━━ EXCERPT TO READ ━━

The Independent Commission Against Corruption (ICAC) is a role associated with the South Australian Office of Public Integrity. It was established by the Government of South Australia in 2013. The Commissioner is Ann Vanstone , a former justice of the Supreme Court of South Australia.

Bruce Lander  was the first person appointed to the role in 2013. Lander's term in office expired on 1 September 2020 and he was replaced by Ann Vanstone .

History 
In April 2014, it was reported that ICAC had received 752 complaints during its first eight months of operation. 43 claims of possible corruption were being investigated at this time.

In October 2014, it was reported that ICAC had opened 70 investigations during its first 12 months. As a result of a joint investigation with the South Australian Police into Operation Mantle, charges of theft and abuse of public office were laid against six police officers.

In February 2015, Lander announced that ICAC was investigating potential maladministration related to the sale of public land at Gillman, South Australia.

In April 2015, the Commissioner announced that prosecutions were pending following several investigations. An employee of the public sector, a 47-year-old woman from Redwood Park, was arrested and charged with abuse of public office, 233 counts of theft and 114 counts of dishonest dealing with documents. A 61-year-old Henley Beach man, previously employed in the public sector was charged with six counts of abuse of public office between February and July 2013. His alleged offences related to the improper use of information for personal gain.

In August 2015, an unnamed Chief Executive from a South Australian government agency was charged with two counts of abuse of public office. Attorney-General John Rau told the media that "the commissioner has made it clear on many occasions that he has not encountered in his investigations any evidence of systemic or institutional corruption in South Australia." In October 2015, it was revealed to be BioSA chief executive, Dr Jurgen Michaelis. In April 2016 it was announced that he would face corruption charges. It was alleged that he “improperly exercised a power or influence” on two occasions in 2012 while working on the development of the biotechnology sector within South Australia. No proof or charges had been made public at that time. In December 2016, Dr Michaelis pleaded "not guilty" to the charges.

In November 2015, the Commissioner sought State Government support to permit public hearings on cases of alleged maladministration. He also described his relationship with the SA Police Ombudsman as fractured, but improving.

In April 2016, ICAC investigations resulted in the charging of five men from the Department of Transport engaged in the misappropriation of goods purchased with government credit cards. The prosecutor later  dropped charges against two of the accused.

━━━

WHAT TO WORK ON:
(a) According to the text on South Australia's anti-corruption commission, how many complaints did the commission receive in its first eight months?
(b) Write the next part of the text on South Australia's anti-corruption commission, picking up after its final sentence.

━━ DATA SECTION ━━

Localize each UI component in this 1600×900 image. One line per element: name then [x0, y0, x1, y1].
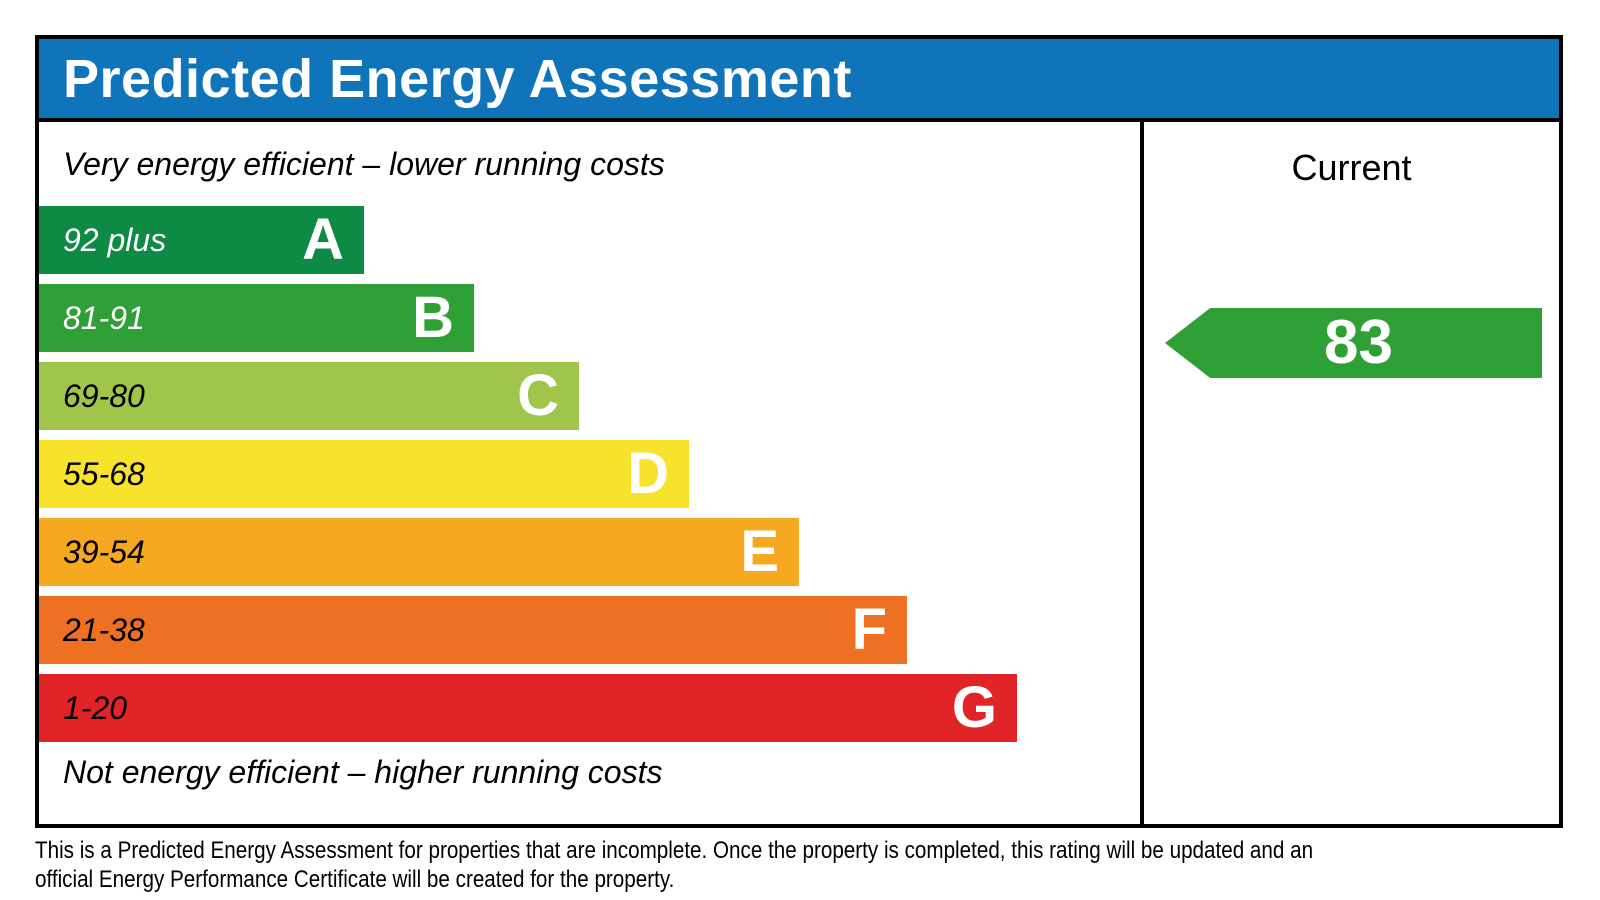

━━━

ANSWERS PROVIDED:
(a) 752 complaints.

(b)
In August 2017, Liberal MP Troy Bell resigned from his party after it was publicly announced that he would face 26 charges following an ICAC investigation into events prior to entering parliament. Bell resigned from the Liberal party but claimed innocence and expressed his intention to fight the charges in court. The charges included twenty of theft amounting to hundreds of thousands of dollars and six of dishonest dealing in documents. His case was delayed by legal argument relating to whether the ICAC could directly refer cases to the Director of Public Prosecutions and continue to investigate, rather than referring its findings to the police. The Supreme Court of South Australia found in December 2020 that the ICAC had acted within its powers.

In 2021, a bill was passed to reform the ICAC, including changing the name to the Independent Commission Against Corruption and removing some of its powers to investigate maladministration and misconduct.

Legislation and regulation 
ICAC was established under the Independent Commissioner Against Corruption Act 2012. Its regulation is detailed in the Independent Commissioner Against Corruption Regulations 2013. The Commissioner's office is ultimately response to the Parliament of South Australia and is subject to the oversight of the Parliamentary Crime and Public Integrity Policy Committee. At the Commissioner's discretion, she or he may decide to keep the Attorney-General of South Australia informed on the progress of investigations.

Reporting 
Arrests or prosecutions made by the South Australian Police (SAPOL) resulting from matters referred to SAPOL by ICAC under the Independent Commissioner Against Corruption Act 2012 are reported in Annual Reports.

See also

 Crime in Adelaide
 Independent Commission Against Corruption (New South Wales)
 Independent Commissioner Against Corruption (Northern Territory)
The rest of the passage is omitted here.